#### Your task
Using the data below, copy every line that contains the word "финансы".

[Dataset records]
/---

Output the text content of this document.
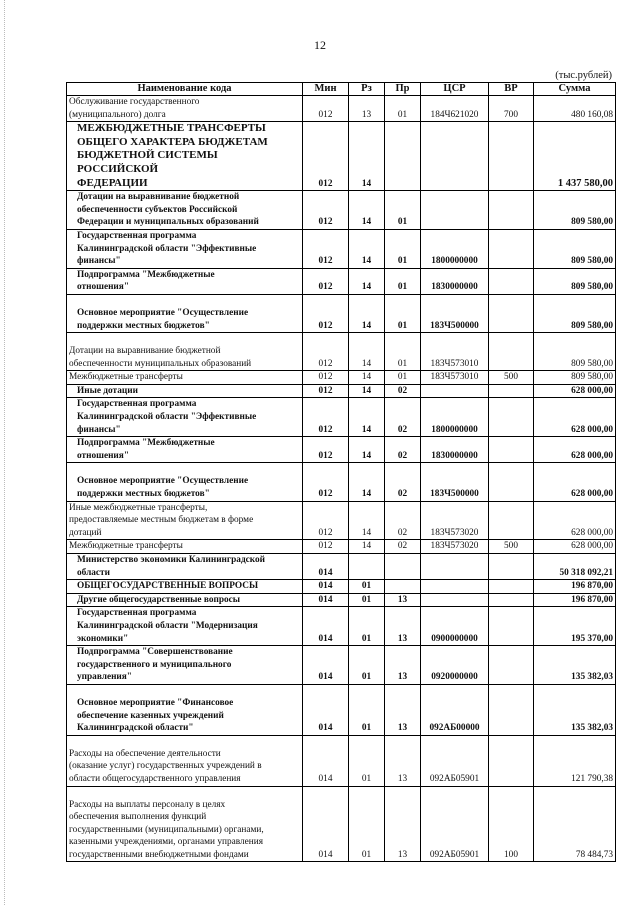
12
(тыс.рублей)
Наименование кода	Мин	Рз	Пр	ЦСР	ВР	Сумма
Обслуживание государственного
(муниципального) долга	012	13	01	184Ч621020	700	480 160,08
МЕЖБЮДЖЕТНЫЕ ТРАНСФЕРТЫ
ОБЩЕГО ХАРАКТЕРА БЮДЖЕТАМ
БЮДЖЕТНОЙ СИСТЕМЫ РОССИЙСКОЙ
ФЕДЕРАЦИИ	012	14				1 437 580,00
Дотации на выравнивание бюджетной
обеспеченности субъектов Российской
Федерации и муниципальных образований	012	14	01			809 580,00
Государственная программа
Калининградской области "Эффективные
финансы"	012	14	01	1800000000		809 580,00
Подпрограмма "Межбюджетные
отношения"	012	14	01	1830000000		809 580,00
Основное мероприятие "Осуществление
поддержки местных бюджетов"	012	14	01	183Ч500000		809 580,00
Дотации на выравнивание бюджетной
обеспеченности муниципальных образований	012	14	01	183Ч573010		809 580,00
Межбюджетные трансферты	012	14	01	183Ч573010	500	809 580,00
Иные дотации	012	14	02			628 000,00
Государственная программа
Калининградской области "Эффективные
финансы"	012	14	02	1800000000		628 000,00
Подпрограмма "Межбюджетные
отношения"	012	14	02	1830000000		628 000,00
Основное мероприятие "Осуществление
поддержки местных бюджетов"	012	14	02	183Ч500000		628 000,00
Иные межбюджетные трансферты,
предоставляемые местным бюджетам в форме
дотаций	012	14	02	183Ч573020		628 000,00
Межбюджетные трансферты	012	14	02	183Ч573020	500	628 000,00
Министерство экономики Калининградской
области	014					50 318 092,21
ОБЩЕГОСУДАРСТВЕННЫЕ ВОПРОСЫ	014	01				196 870,00
Другие общегосударственные вопросы	014	01	13			196 870,00
Государственная программа
Калининградской области "Модернизация
экономики"	014	01	13	0900000000		195 370,00
Подпрограмма "Совершенствование
государственного и муниципального
управления"	014	01	13	0920000000		135 382,03
Основное мероприятие "Финансовое
обеспечение казенных учреждений
Калининградской области"	014	01	13	092АБ00000		135 382,03
Расходы на обеспечение деятельности
(оказание услуг) государственных учреждений в
области общегосударственного управления	014	01	13	092АБ05901		121 790,38
Расходы на выплаты персоналу в целях
обеспечения выполнения функций
государственными (муниципальными) органами,
казенными учреждениями, органами управления
государственными внебюджетными фондами	014	01	13	092АБ05901	100	78 484,73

\---

#### The solution
финансы"	012	14	01	1800000000		809 580,00
финансы"	012	14	02	1800000000		628 000,00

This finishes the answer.